(Work to complete):
Locate and copy all lines bearing the word "Output".

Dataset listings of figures

— Begin —

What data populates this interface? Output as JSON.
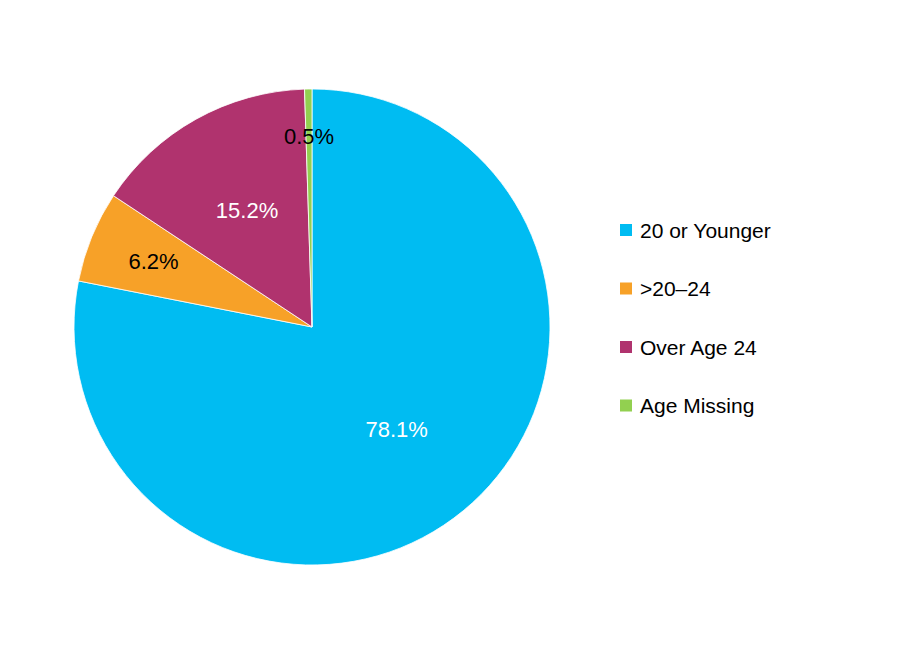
{
  "chart_data": {
    "type": "pie",
    "categories": [
      "20 or Younger",
      ">20–24",
      "Over Age 24",
      "Age Missing"
    ],
    "values": [
      78.1,
      6.2,
      15.2,
      0.5
    ],
    "value_labels": [
      "78.1%",
      "6.2%",
      "15.2%",
      "0.5%"
    ],
    "colors": [
      "#00bcf2",
      "#f7a128",
      "#b0336e",
      "#92d050"
    ],
    "legend": "right",
    "data_labels": true
  }
}
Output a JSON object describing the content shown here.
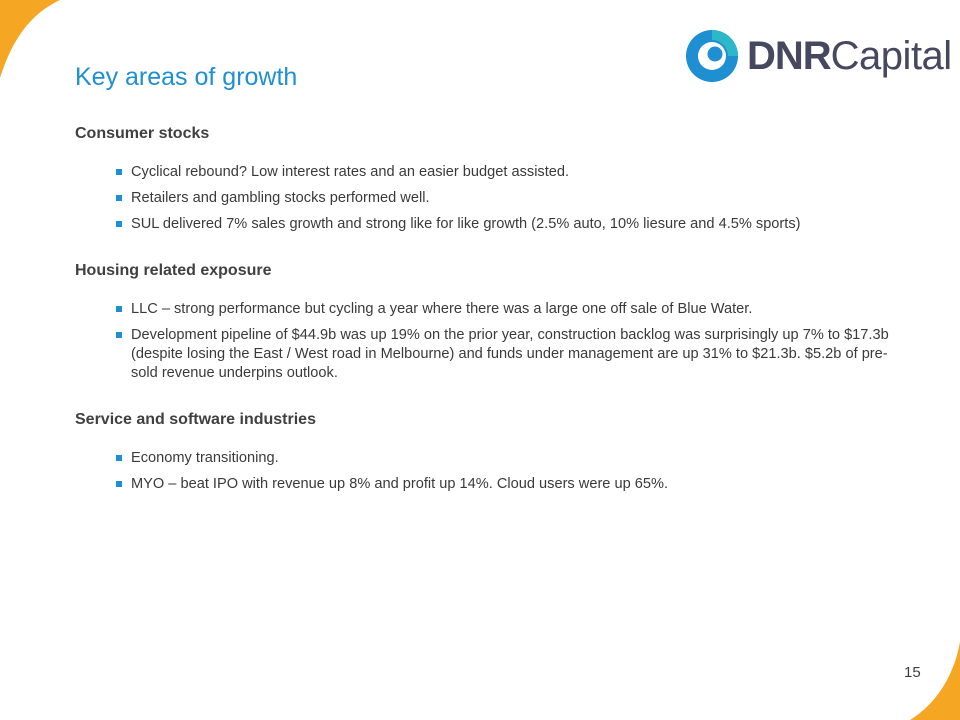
{
  "logo": {
    "text_bold": "DNR",
    "text_light": "Capital",
    "colors": {
      "blue": "#1e8fd0",
      "teal": "#2db8c9",
      "text": "#45485f"
    }
  },
  "title": "Key areas of growth",
  "sections": [
    {
      "heading": "Consumer stocks",
      "bullets": [
        "Cyclical rebound? Low interest rates and an easier budget assisted.",
        "Retailers and gambling stocks performed well.",
        "SUL delivered 7% sales growth and strong like for like growth (2.5% auto, 10% liesure and 4.5% sports)"
      ]
    },
    {
      "heading": "Housing related exposure",
      "bullets": [
        "LLC – strong performance but cycling a year where there was a large one off sale of Blue Water.",
        "Development pipeline of $44.9b was up 19% on the prior year, construction backlog was surprisingly up 7% to $17.3b (despite losing the East / West road in Melbourne) and funds under management are up 31% to $21.3b.   $5.2b of pre-sold revenue underpins outlook."
      ]
    },
    {
      "heading": "Service and software industries",
      "bullets": [
        "Economy transitioning.",
        "MYO – beat IPO with revenue up 8% and profit up 14%.  Cloud users were up 65%."
      ]
    }
  ],
  "page_number": "15",
  "colors": {
    "title": "#1e8fd0",
    "bullet": "#1e8fd0",
    "corner_accent": "#f5a623"
  }
}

— End —

(Solution to this exercise):
What data populates this interface? Output as JSON.
Output a JSON object describing the content shown here.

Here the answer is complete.